Search the records below for the word "JSON". Pull out each line that has it.

━━━━

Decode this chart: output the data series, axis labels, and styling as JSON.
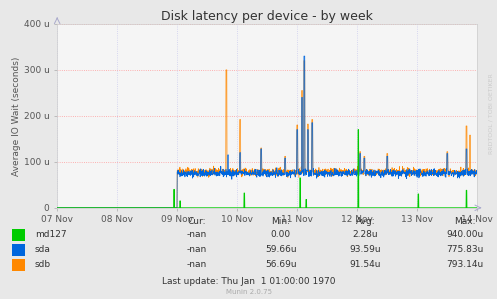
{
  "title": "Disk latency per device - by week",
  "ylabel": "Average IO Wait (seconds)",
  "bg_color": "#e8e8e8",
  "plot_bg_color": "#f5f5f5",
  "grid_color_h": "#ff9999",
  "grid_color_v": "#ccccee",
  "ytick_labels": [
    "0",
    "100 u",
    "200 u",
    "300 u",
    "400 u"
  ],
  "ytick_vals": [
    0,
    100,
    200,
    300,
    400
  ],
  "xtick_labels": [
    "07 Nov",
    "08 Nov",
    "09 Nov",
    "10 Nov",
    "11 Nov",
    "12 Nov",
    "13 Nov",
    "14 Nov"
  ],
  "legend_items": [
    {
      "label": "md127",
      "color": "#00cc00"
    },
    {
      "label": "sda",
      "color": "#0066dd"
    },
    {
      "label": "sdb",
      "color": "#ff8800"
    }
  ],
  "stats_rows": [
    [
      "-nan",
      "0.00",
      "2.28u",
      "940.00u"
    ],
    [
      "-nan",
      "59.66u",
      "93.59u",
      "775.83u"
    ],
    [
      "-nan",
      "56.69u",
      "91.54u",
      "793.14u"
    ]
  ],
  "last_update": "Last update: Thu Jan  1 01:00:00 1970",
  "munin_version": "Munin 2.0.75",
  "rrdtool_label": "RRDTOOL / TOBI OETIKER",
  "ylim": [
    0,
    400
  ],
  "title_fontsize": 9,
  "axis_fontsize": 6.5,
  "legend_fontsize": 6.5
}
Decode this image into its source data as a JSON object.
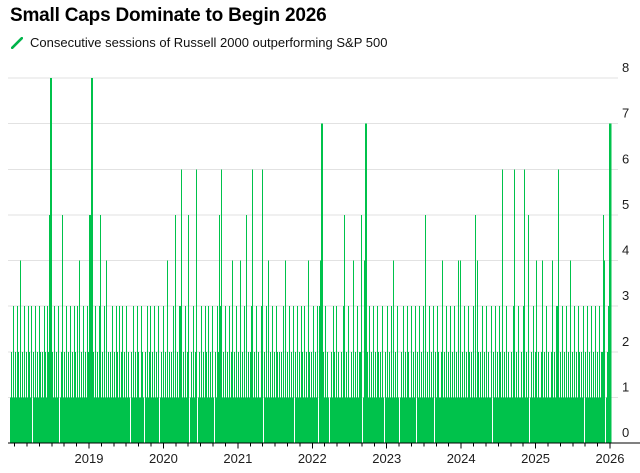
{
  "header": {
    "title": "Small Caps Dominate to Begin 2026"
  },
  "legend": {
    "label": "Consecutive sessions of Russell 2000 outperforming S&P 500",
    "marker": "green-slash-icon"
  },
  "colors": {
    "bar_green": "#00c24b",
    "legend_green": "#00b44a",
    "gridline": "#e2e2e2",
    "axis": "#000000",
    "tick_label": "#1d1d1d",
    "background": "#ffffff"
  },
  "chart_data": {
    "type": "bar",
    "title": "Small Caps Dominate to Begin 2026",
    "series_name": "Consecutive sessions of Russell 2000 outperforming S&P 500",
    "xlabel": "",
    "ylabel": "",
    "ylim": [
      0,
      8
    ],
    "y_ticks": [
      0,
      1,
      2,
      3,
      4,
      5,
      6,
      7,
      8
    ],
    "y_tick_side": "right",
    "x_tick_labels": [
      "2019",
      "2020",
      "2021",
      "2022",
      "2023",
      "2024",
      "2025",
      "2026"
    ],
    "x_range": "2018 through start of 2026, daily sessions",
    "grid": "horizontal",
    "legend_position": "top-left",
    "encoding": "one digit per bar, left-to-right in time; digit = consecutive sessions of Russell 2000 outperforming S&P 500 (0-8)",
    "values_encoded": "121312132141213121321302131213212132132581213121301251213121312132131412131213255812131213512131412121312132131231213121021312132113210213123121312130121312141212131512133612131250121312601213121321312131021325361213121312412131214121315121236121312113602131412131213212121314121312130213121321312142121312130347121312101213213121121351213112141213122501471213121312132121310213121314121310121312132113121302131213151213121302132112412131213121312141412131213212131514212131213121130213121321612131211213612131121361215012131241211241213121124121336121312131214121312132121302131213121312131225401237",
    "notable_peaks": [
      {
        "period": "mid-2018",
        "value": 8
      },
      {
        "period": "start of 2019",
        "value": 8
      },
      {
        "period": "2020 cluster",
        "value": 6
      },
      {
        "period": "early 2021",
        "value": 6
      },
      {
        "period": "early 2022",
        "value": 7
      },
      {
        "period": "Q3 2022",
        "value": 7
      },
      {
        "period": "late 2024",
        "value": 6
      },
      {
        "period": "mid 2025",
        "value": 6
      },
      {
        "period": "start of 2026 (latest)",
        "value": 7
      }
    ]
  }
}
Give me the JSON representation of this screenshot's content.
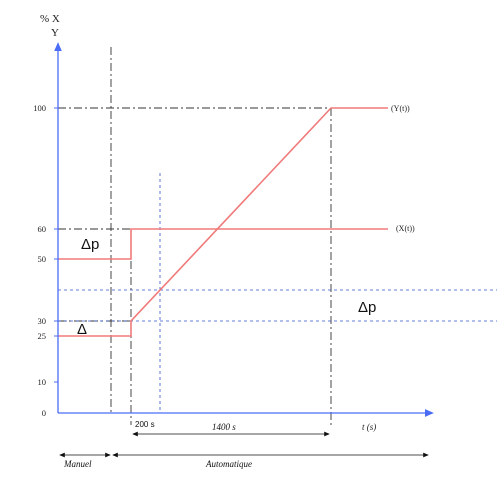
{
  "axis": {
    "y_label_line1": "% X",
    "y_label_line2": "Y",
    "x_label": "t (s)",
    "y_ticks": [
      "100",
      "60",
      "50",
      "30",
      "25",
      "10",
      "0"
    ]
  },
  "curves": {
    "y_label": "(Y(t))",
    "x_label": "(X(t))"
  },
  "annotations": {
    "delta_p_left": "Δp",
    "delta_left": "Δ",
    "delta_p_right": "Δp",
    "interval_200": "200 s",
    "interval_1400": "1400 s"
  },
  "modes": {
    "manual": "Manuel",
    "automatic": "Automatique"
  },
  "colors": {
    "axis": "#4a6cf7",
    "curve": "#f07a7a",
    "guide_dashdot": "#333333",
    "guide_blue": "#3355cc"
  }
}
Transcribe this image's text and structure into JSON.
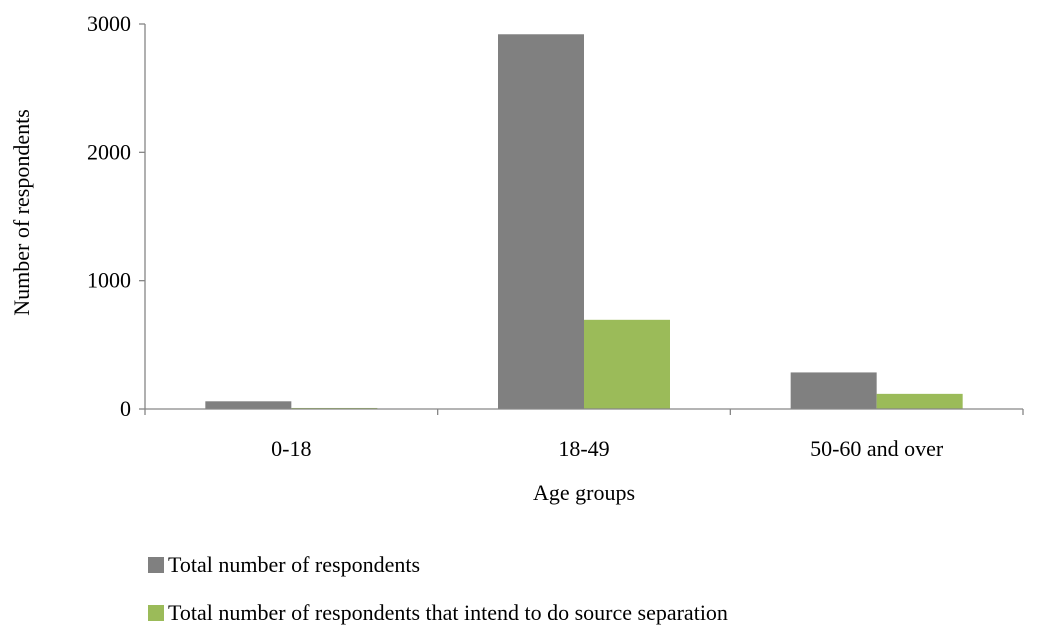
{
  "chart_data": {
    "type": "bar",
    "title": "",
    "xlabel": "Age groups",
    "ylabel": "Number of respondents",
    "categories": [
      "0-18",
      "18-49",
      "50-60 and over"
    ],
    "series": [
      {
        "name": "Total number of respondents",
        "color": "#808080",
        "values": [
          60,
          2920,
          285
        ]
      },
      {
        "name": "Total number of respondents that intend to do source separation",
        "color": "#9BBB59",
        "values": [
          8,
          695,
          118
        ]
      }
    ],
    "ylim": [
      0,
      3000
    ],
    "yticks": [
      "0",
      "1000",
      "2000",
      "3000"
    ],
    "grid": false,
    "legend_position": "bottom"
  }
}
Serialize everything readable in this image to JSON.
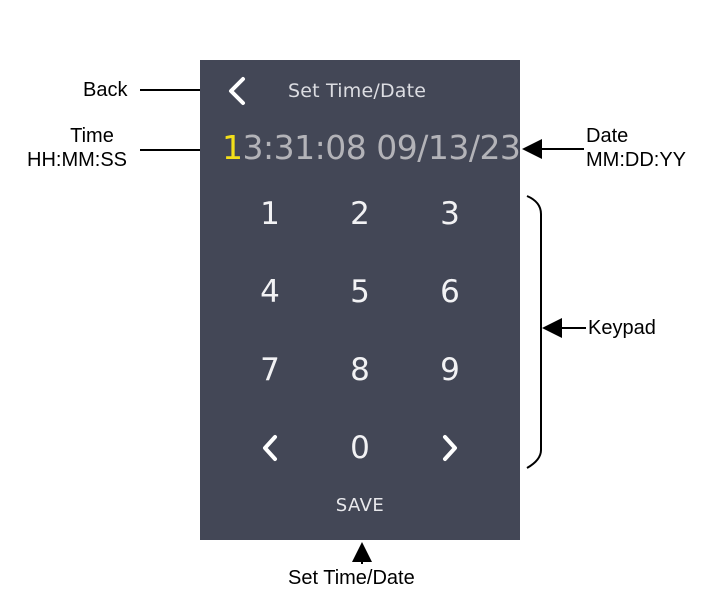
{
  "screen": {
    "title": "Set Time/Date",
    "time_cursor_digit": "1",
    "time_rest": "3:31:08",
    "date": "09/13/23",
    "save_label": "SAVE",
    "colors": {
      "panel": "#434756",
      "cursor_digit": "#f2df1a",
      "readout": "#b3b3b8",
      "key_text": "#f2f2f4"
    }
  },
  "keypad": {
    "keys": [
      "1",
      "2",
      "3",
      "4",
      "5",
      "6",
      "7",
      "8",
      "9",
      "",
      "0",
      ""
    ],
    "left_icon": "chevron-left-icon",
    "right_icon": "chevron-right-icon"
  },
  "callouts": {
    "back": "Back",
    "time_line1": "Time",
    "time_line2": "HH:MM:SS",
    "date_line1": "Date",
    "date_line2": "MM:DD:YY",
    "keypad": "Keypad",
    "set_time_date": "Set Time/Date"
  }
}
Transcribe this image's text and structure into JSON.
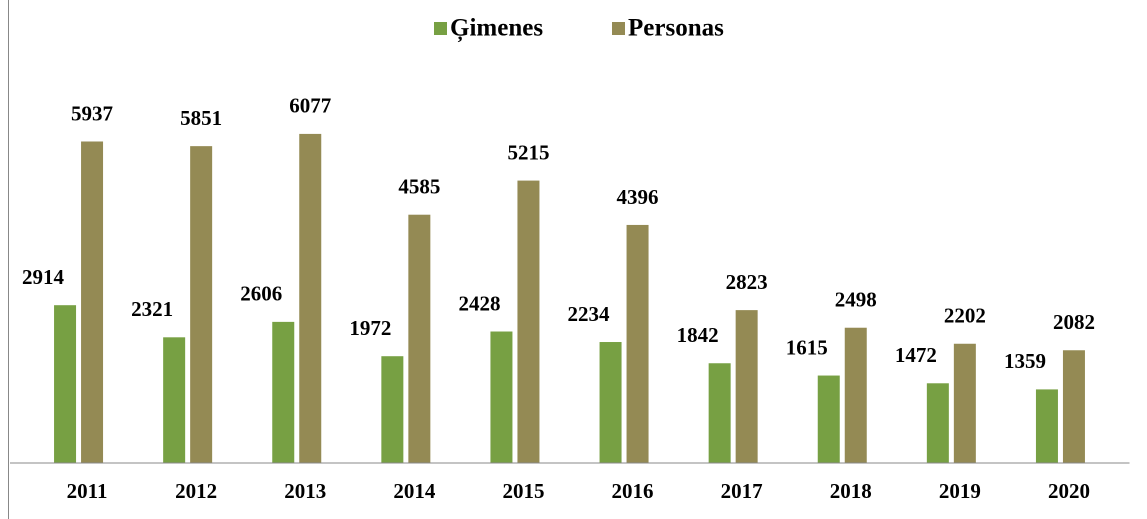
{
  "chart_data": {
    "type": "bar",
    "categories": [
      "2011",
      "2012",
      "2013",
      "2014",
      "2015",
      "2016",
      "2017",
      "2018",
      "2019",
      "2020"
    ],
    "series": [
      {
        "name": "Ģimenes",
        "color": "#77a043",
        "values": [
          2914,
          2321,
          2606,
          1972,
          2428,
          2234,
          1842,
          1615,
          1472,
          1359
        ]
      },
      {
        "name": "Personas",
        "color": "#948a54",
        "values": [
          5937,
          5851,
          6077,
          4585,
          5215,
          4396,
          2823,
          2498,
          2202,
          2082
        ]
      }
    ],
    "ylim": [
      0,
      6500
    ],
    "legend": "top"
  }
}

━━━━

--- Output of the exercise ---
Decode this chart: output the data series, axis labels, and styling as JSON.
Decode this image into its source data as a JSON object.
Give me the JSON representation of this screenshot's content.
Transcribe this image's text and structure into JSON.
Serialize everything readable in this image to JSON.
Transcribe this image's text and structure into JSON.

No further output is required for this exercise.